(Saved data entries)

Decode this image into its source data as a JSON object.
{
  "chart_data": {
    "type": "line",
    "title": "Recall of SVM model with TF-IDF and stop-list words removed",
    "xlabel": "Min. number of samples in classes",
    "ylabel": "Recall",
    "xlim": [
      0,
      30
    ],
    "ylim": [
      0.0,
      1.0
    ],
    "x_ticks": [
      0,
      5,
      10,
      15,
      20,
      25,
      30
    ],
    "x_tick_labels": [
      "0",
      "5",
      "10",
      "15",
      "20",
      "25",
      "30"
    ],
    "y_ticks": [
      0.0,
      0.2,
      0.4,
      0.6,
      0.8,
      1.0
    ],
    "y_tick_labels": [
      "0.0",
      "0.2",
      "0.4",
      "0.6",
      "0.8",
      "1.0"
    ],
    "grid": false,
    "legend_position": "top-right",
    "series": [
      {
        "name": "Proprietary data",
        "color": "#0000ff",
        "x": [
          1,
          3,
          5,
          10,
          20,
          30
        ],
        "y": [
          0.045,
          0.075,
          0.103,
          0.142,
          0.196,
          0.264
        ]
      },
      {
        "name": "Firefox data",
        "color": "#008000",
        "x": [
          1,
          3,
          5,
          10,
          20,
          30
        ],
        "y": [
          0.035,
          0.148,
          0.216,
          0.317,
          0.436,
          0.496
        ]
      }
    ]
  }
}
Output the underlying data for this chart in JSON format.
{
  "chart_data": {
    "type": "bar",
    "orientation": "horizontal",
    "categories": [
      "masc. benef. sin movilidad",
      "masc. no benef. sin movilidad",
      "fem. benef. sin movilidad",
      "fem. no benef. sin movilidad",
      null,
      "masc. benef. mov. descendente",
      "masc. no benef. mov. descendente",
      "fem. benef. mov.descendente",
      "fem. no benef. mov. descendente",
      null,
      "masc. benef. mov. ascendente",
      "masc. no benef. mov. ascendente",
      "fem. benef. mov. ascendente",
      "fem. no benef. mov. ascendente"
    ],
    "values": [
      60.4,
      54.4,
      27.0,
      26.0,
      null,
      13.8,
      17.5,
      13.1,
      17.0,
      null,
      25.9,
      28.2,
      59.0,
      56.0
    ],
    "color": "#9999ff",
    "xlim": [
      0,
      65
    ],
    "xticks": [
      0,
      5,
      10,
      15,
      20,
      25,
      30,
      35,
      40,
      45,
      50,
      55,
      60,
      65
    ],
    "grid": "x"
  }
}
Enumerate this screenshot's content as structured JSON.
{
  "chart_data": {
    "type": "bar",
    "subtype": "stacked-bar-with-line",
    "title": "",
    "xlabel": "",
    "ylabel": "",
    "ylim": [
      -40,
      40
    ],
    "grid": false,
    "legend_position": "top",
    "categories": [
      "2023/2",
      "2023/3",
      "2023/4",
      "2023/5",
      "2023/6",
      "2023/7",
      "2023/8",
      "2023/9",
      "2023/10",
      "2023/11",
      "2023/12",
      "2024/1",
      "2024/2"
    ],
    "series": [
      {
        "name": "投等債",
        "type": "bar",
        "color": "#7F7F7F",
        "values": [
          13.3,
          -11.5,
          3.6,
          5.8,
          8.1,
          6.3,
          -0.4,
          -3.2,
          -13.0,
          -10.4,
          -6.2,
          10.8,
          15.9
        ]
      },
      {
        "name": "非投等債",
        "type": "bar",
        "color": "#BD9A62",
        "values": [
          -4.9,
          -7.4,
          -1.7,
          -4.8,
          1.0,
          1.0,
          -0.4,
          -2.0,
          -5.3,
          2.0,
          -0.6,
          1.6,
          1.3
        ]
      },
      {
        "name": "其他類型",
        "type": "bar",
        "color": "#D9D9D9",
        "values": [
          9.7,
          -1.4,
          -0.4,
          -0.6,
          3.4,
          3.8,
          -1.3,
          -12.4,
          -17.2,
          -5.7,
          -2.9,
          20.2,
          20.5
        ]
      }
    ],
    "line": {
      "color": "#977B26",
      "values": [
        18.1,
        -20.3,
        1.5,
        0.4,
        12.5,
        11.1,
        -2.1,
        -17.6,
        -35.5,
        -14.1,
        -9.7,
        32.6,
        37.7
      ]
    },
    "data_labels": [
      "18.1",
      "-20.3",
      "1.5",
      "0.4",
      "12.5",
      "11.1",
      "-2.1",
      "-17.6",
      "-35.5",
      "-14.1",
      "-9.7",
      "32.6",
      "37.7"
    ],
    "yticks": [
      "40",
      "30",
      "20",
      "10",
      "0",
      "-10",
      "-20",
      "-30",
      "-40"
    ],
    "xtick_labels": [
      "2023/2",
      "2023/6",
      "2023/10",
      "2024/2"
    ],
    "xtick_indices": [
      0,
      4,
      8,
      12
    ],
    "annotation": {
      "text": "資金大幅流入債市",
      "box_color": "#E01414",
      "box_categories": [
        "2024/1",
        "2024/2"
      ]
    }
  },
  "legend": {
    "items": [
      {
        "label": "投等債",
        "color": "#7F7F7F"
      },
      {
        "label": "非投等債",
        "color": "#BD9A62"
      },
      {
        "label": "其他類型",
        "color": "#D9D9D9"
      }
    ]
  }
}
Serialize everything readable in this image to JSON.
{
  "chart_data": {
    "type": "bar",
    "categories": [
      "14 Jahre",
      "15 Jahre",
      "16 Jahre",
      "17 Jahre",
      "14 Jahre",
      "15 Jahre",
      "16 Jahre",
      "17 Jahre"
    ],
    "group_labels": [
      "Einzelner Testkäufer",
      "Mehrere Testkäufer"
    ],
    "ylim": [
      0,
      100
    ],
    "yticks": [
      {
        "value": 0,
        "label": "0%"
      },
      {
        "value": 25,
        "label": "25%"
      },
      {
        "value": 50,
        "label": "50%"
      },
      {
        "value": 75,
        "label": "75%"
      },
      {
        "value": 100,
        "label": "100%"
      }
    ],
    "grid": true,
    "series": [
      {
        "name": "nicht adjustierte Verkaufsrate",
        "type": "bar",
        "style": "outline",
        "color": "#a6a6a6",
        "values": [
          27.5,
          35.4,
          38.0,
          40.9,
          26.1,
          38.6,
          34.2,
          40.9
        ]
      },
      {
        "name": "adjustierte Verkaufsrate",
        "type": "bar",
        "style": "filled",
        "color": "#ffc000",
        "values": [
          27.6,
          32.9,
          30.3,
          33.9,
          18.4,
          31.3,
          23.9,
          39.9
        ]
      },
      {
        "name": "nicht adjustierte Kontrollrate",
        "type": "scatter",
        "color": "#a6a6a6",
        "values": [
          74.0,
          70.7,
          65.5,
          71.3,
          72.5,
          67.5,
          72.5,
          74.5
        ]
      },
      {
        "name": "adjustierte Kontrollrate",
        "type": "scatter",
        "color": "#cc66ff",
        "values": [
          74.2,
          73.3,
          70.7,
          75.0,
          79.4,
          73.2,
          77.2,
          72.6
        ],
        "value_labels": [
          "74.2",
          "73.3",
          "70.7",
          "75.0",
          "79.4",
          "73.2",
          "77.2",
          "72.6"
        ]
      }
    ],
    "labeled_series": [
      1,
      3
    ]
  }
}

(What this task involves):
Look for the word "Kontrollrate" in every line of the listing and copy the lines that have it.

(Output below):
        "name": "nicht adjustierte Kontrollrate",
        "name": "adjustierte Kontrollrate",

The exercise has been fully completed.